▶ _DIRECTION_: Present the data once more in exactly its original form.

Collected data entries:

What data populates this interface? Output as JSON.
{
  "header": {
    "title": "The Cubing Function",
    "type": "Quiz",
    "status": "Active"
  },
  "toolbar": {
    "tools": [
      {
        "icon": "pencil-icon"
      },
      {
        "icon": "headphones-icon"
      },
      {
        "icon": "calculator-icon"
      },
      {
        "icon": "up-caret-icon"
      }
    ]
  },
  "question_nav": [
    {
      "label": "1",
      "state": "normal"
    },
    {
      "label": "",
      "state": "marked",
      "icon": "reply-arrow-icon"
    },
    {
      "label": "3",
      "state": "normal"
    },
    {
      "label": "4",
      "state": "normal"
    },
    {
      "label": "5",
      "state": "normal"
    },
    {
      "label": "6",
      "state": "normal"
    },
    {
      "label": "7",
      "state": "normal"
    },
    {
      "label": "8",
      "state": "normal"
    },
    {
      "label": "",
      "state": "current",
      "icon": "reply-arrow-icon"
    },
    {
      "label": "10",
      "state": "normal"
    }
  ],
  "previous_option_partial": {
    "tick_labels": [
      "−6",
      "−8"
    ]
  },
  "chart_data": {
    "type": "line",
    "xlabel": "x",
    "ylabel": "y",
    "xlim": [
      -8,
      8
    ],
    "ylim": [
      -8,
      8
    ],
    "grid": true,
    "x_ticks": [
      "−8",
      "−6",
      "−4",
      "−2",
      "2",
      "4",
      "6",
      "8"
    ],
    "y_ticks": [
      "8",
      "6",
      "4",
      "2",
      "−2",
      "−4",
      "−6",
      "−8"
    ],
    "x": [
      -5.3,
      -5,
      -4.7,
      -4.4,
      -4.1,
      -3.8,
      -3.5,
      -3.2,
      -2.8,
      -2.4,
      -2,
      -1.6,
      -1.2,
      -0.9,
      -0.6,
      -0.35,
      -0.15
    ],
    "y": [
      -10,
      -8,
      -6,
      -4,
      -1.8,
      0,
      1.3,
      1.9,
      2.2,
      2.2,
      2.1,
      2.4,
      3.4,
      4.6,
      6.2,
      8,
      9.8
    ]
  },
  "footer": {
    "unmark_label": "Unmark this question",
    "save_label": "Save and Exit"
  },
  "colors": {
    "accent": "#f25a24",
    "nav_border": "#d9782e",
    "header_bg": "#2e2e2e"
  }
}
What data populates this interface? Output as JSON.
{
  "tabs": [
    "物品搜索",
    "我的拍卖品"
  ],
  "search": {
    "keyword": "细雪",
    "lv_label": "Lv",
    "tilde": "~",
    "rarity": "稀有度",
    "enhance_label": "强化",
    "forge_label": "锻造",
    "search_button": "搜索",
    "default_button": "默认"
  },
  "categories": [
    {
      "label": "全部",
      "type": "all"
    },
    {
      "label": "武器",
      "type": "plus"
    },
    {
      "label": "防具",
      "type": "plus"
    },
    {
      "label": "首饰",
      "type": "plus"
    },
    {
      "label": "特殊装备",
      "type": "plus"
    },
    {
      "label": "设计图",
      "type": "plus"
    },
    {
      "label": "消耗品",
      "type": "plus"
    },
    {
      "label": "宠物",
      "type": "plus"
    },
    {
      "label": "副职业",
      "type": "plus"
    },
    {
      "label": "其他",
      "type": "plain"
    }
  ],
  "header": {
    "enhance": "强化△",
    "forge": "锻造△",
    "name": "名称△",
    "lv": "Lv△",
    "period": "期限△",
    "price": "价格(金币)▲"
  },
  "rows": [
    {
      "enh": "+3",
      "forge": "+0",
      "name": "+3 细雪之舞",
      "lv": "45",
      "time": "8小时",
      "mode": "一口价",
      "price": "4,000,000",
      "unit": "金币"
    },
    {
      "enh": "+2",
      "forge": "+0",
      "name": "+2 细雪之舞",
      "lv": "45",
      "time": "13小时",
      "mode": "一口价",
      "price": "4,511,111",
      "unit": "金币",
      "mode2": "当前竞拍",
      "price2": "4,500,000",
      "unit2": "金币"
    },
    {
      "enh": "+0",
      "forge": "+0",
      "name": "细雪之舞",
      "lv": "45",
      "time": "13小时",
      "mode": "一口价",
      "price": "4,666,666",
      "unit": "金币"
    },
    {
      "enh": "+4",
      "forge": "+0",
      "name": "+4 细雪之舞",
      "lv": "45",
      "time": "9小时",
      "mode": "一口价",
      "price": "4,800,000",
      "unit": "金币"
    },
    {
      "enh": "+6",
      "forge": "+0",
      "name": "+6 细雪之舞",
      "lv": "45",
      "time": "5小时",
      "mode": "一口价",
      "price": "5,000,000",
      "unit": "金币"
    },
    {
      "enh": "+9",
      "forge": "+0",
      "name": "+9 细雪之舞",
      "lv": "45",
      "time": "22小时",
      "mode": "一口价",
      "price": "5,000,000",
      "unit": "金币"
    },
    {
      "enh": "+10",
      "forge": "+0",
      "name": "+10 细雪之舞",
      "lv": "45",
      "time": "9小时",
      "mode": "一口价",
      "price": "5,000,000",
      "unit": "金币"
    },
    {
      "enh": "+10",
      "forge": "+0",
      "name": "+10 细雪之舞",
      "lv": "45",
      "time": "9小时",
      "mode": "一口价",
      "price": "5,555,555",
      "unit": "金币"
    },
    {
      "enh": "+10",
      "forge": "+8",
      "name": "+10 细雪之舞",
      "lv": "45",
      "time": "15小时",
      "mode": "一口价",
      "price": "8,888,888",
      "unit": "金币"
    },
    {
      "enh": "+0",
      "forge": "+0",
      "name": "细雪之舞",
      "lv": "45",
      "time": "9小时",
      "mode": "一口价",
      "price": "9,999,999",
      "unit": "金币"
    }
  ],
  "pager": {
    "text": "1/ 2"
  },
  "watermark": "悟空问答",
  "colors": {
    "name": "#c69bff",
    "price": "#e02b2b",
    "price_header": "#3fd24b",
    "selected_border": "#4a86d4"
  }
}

▶ _TASK OUTPUT_:
What data populates this interface? Output as JSON.
{
  "header": {
    "title": "The Cubing Function",
    "type": "Quiz",
    "status": "Active"
  },
  "toolbar": {
    "tools": [
      {
        "icon": "pencil-icon"
      },
      {
        "icon": "headphones-icon"
      },
      {
        "icon": "calculator-icon"
      },
      {
        "icon": "up-caret-icon"
      }
    ]
  },
  "question_nav": [
    {
      "label": "1",
      "state": "normal"
    },
    {
      "label": "",
      "state": "marked",
      "icon": "reply-arrow-icon"
    },
    {
      "label": "3",
      "state": "normal"
    },
    {
      "label": "4",
      "state": "normal"
    },
    {
      "label": "5",
      "state": "normal"
    },
    {
      "label": "6",
      "state": "normal"
    },
    {
      "label": "7",
      "state": "normal"
    },
    {
      "label": "8",
      "state": "normal"
    },
    {
      "label": "",
      "state": "current",
      "icon": "reply-arrow-icon"
    },
    {
      "label": "10",
      "state": "normal"
    }
  ],
  "previous_option_partial": {
    "tick_labels": [
      "−6",
      "−8"
    ]
  },
  "chart_data": {
    "type": "line",
    "xlabel": "x",
    "ylabel": "y",
    "xlim": [
      -8,
      8
    ],
    "ylim": [
      -8,
      8
    ],
    "grid": true,
    "x_ticks": [
      "−8",
      "−6",
      "−4",
      "−2",
      "2",
      "4",
      "6",
      "8"
    ],
    "y_ticks": [
      "8",
      "6",
      "4",
      "2",
      "−2",
      "−4",
      "−6",
      "−8"
    ],
    "x": [
      -5.3,
      -5,
      -4.7,
      -4.4,
      -4.1,
      -3.8,
      -3.5,
      -3.2,
      -2.8,
      -2.4,
      -2,
      -1.6,
      -1.2,
      -0.9,
      -0.6,
      -0.35,
      -0.15
    ],
    "y": [
      -10,
      -8,
      -6,
      -4,
      -1.8,
      0,
      1.3,
      1.9,
      2.2,
      2.2,
      2.1,
      2.4,
      3.4,
      4.6,
      6.2,
      8,
      9.8
    ]
  },
  "footer": {
    "unmark_label": "Unmark this question",
    "save_label": "Save and Exit"
  },
  "colors": {
    "accent": "#f25a24",
    "nav_border": "#d9782e",
    "header_bg": "#2e2e2e"
  }
}
What data populates this interface? Output as JSON.
{
  "tabs": [
    "物品搜索",
    "我的拍卖品"
  ],
  "search": {
    "keyword": "细雪",
    "lv_label": "Lv",
    "tilde": "~",
    "rarity": "稀有度",
    "enhance_label": "强化",
    "forge_label": "锻造",
    "search_button": "搜索",
    "default_button": "默认"
  },
  "categories": [
    {
      "label": "全部",
      "type": "all"
    },
    {
      "label": "武器",
      "type": "plus"
    },
    {
      "label": "防具",
      "type": "plus"
    },
    {
      "label": "首饰",
      "type": "plus"
    },
    {
      "label": "特殊装备",
      "type": "plus"
    },
    {
      "label": "设计图",
      "type": "plus"
    },
    {
      "label": "消耗品",
      "type": "plus"
    },
    {
      "label": "宠物",
      "type": "plus"
    },
    {
      "label": "副职业",
      "type": "plus"
    },
    {
      "label": "其他",
      "type": "plain"
    }
  ],
  "header": {
    "enhance": "强化△",
    "forge": "锻造△",
    "name": "名称△",
    "lv": "Lv△",
    "period": "期限△",
    "price": "价格(金币)▲"
  },
  "rows": [
    {
      "enh": "+3",
      "forge": "+0",
      "name": "+3 细雪之舞",
      "lv": "45",
      "time": "8小时",
      "mode": "一口价",
      "price": "4,000,000",
      "unit": "金币"
    },
    {
      "enh": "+2",
      "forge": "+0",
      "name": "+2 细雪之舞",
      "lv": "45",
      "time": "13小时",
      "mode": "一口价",
      "price": "4,511,111",
      "unit": "金币",
      "mode2": "当前竞拍",
      "price2": "4,500,000",
      "unit2": "金币"
    },
    {
      "enh": "+0",
      "forge": "+0",
      "name": "细雪之舞",
      "lv": "45",
      "time": "13小时",
      "mode": "一口价",
      "price": "4,666,666",
      "unit": "金币"
    },
    {
      "enh": "+4",
      "forge": "+0",
      "name": "+4 细雪之舞",
      "lv": "45",
      "time": "9小时",
      "mode": "一口价",
      "price": "4,800,000",
      "unit": "金币"
    },
    {
      "enh": "+6",
      "forge": "+0",
      "name": "+6 细雪之舞",
      "lv": "45",
      "time": "5小时",
      "mode": "一口价",
      "price": "5,000,000",
      "unit": "金币"
    },
    {
      "enh": "+9",
      "forge": "+0",
      "name": "+9 细雪之舞",
      "lv": "45",
      "time": "22小时",
      "mode": "一口价",
      "price": "5,000,000",
      "unit": "金币"
    },
    {
      "enh": "+10",
      "forge": "+0",
      "name": "+10 细雪之舞",
      "lv": "45",
      "time": "9小时",
      "mode": "一口价",
      "price": "5,000,000",
      "unit": "金币"
    },
    {
      "enh": "+10",
      "forge": "+0",
      "name": "+10 细雪之舞",
      "lv": "45",
      "time": "9小时",
      "mode": "一口价",
      "price": "5,555,555",
      "unit": "金币"
    },
    {
      "enh": "+10",
      "forge": "+8",
      "name": "+10 细雪之舞",
      "lv": "45",
      "time": "15小时",
      "mode": "一口价",
      "price": "8,888,888",
      "unit": "金币"
    },
    {
      "enh": "+0",
      "forge": "+0",
      "name": "细雪之舞",
      "lv": "45",
      "time": "9小时",
      "mode": "一口价",
      "price": "9,999,999",
      "unit": "金币"
    }
  ],
  "pager": {
    "text": "1/ 2"
  },
  "watermark": "悟空问答",
  "colors": {
    "name": "#c69bff",
    "price": "#e02b2b",
    "price_header": "#3fd24b",
    "selected_border": "#4a86d4"
  }
}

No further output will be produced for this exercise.